:: Selected extract ::
Question

Describe the main mechanisms by which newly synthesized proteins are transported from the cytosol to mitochondria and outline the importance of signal sequences and protein processing in the localization of proteins within the different compartments of the mitochondrion.

Answer 1

Main mechanism of transport of mitochondrial proteins from cytosol

All the cellular proteins are synthesized in the cytosol by the rough endoplasmic reticulum (RER) where the ribosomes take part in the translation of mRNA with the help of tRNA that bring the corresponding amino acids to build the polypeptide chain in correspondence to the triplet codons in mRNA sequence. Mitochondrial precursor proteins coded by nuclear DNA ,are synthesized fully before they get transported to the mitochondria from cytosol as opposed to co-translocation of proteins in ER. Several post-translation events aid the process of transport.

Mitochondria can be divided into two compartments due to the presence of an inner membrane that form cristae around the mitochondrial matrix and an outer membrane that gives the closure and form intermembrane space. Most of the mitochondrial precursor proteins contain a signal sequence that is cleaved by the signal peptidase upon delivery. Research shows that the protein structure is also important in this transport mechanism. The precursor proteins have hugh propensity of forming an amphipathic alpha helix. The positively charged residues are clustered at one side of the helix and uncharged hydrophobic residues cluster at the opposite side of the helix . This secondary conformation can be identified by the proteins that initiate the translocation process. Cytosolic proteins of family hsp70 bind to these precursor unfolded polypeptides in order to prevent unfolded protein response within cell. The subsequent release of the protein from hsp70 proteins require ATP hydrolysis.
:::
:: Information supplied ::
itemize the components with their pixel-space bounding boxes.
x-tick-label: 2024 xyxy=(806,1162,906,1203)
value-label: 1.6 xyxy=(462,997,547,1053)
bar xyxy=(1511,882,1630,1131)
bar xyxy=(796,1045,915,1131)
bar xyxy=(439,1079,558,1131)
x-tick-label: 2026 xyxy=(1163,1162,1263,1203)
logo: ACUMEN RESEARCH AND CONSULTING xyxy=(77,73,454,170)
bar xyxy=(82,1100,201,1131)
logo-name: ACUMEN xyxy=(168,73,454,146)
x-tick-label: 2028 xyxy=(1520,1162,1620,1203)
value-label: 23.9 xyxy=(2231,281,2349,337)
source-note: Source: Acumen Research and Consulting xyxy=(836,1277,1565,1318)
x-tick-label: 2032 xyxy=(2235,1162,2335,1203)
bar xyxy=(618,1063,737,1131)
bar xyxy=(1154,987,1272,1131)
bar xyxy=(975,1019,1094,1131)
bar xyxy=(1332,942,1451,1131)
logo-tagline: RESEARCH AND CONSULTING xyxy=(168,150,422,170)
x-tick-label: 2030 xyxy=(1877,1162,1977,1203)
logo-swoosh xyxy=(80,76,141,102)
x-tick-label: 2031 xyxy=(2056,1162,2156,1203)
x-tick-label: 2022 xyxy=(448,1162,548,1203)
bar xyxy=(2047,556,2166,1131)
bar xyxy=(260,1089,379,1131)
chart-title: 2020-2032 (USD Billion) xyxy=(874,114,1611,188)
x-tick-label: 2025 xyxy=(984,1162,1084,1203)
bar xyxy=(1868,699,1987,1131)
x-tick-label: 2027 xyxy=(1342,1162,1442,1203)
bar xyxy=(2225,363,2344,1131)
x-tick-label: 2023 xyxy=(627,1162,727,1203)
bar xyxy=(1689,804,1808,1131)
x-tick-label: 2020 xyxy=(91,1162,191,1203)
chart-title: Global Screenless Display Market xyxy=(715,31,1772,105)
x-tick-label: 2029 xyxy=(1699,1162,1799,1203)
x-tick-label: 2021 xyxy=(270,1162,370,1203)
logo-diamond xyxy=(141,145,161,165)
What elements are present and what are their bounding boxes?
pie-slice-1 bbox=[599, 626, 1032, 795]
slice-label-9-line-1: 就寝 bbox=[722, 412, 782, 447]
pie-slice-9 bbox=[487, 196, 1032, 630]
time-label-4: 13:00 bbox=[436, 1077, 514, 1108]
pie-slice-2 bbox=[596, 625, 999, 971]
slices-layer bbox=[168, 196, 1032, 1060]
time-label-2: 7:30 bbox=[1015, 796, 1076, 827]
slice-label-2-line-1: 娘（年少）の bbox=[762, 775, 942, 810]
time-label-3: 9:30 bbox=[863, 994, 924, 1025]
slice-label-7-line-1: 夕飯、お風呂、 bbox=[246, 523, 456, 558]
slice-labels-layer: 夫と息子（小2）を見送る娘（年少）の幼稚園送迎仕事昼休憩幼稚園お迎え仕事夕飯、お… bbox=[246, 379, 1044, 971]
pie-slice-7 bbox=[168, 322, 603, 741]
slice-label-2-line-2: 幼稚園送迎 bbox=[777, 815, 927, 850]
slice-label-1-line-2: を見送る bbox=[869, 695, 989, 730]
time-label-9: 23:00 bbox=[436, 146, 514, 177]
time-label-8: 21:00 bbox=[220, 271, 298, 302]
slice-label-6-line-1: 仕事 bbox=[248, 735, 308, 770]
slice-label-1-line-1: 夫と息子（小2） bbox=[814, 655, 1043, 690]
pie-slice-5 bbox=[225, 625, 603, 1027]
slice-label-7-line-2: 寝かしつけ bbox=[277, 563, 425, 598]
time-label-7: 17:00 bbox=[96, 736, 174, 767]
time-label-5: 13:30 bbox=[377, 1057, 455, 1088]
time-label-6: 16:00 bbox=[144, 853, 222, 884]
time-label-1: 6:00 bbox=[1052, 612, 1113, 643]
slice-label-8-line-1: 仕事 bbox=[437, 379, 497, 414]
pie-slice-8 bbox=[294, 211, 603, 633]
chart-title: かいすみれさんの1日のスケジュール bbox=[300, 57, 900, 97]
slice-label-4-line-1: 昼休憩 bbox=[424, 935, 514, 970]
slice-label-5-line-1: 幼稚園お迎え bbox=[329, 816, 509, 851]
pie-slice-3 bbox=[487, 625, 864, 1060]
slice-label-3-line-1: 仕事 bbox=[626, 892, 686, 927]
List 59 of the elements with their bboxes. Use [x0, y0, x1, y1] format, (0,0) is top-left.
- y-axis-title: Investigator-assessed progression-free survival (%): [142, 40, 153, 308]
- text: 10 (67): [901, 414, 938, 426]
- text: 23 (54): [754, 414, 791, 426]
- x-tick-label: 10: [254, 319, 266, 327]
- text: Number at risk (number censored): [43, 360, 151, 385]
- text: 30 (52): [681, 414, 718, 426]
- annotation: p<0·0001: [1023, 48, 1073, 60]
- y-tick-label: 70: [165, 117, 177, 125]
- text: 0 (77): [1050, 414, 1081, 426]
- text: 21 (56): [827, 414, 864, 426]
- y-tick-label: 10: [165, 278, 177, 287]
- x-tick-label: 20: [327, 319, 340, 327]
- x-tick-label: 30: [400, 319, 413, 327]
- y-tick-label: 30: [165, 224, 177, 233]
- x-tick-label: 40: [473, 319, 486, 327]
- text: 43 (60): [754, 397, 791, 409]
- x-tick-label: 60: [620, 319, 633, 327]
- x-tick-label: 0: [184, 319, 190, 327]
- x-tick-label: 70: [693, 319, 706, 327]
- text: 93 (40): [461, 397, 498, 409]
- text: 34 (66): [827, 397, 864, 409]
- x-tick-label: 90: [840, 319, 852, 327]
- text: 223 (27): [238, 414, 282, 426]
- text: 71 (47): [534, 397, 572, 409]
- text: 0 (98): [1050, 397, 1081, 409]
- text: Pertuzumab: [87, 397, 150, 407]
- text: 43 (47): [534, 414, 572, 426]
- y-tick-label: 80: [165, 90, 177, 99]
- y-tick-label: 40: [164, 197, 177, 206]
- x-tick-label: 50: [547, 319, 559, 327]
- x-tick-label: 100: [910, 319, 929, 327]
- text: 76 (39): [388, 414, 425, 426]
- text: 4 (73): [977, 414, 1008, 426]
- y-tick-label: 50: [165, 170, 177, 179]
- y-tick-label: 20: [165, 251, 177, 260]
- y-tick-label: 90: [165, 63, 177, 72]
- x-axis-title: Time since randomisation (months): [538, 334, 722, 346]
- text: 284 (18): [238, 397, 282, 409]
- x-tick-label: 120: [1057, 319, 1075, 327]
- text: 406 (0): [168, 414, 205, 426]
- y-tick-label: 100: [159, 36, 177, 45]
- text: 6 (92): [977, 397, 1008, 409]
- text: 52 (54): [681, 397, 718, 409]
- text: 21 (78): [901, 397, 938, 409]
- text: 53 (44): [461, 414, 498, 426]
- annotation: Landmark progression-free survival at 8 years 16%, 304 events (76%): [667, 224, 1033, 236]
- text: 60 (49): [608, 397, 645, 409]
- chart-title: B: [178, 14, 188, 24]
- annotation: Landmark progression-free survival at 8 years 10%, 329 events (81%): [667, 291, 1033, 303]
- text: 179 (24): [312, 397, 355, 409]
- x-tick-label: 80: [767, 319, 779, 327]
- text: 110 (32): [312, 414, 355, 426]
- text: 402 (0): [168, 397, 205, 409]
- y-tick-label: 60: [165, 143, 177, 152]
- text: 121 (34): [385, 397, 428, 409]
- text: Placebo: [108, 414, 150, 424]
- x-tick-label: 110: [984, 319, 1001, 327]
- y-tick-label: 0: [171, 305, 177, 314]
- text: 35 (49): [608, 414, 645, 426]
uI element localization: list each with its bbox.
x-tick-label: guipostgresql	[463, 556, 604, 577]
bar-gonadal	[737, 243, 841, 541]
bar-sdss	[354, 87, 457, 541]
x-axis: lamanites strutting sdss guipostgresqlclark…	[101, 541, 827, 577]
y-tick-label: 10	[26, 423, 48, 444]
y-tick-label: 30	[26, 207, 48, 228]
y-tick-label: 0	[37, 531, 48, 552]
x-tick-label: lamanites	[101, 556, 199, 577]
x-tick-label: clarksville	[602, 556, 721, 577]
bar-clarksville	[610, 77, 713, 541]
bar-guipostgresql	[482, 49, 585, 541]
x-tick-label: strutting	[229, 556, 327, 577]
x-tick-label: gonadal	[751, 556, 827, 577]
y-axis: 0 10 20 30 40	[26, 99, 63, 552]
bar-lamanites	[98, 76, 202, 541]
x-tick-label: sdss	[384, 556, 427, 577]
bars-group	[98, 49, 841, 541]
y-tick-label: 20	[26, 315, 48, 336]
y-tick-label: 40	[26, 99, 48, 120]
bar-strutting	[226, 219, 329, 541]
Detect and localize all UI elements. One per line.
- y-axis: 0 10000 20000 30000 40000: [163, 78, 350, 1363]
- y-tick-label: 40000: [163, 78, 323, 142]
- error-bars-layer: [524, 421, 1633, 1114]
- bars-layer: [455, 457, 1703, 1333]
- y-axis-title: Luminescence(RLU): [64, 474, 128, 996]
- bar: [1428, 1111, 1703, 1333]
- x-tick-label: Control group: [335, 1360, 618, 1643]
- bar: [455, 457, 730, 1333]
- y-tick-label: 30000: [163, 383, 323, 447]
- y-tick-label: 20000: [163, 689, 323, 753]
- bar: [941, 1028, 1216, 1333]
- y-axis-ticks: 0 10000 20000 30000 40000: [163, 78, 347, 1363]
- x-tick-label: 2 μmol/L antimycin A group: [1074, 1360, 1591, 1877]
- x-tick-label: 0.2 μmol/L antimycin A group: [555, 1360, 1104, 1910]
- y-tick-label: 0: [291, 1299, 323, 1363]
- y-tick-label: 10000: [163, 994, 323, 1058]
:::
Tasks and exercises –
(1) Can you write out the passage from the answer on mitochondrial protein transport, starting with "Describe the main" and going on through "of the mitochondrion."?
(2) Could you turn the paragraph that begins "Mitochondria can be divided" in the answer on mitochondrial protein transport into a short list that keeps its main facts?
(3) Does the answer on mitochondrial protein transport agree with each statement? (a) Mitochondrial precursor proteins are completely synthesized before they are transported to the mitochondria. (b) Precursor proteins are released from hsp70 proteins without any need for ATP. (c) The positively charged residues and the hydrophobic residues cluster on the same side of the helix. Answer yes or no for each and quote the words that decide it.
The material isn't needed for anything here.

Answer list –
(1)
Describe the main mechanisms by which newly synthesized proteins are transported from the cytosol to mitochondria and outline the importance of signal sequences and protein processing in the localization of proteins within the different compartments of the mitochondrion.

(2)
- Mitochondria have two compartments. An inner membrane forms cristae around the matrix, and an outer membrane closes it off and forms the intermembrane space.
- Most mitochondrial precursor proteins carry a signal sequence, which the signal peptidase cleaves upon delivery.
- Protein structure also matters for transport. Precursors readily form an amphipathic alpha helix, with positively charged residues on one side and uncharged hydrophobic residues on the opposite side.
- The proteins that initiate translocation recognize this conformation.
- Cytosolic hsp70 proteins bind the unfolded precursors to prevent an unfolded protein response. Releasing the precursors from hsp70 requires ATP hydrolysis.

(3)
(a) Yes: "are synthesized fully before they get transported to the mitochondria from cytosol"
(b) No: "The subsequent release of the protein from hsp70 proteins require ATP hydrolysis."
(c) No: "The positively charged residues are clustered at one side of the helix and uncharged hydrophobic residues cluster at the opposite side of the helix"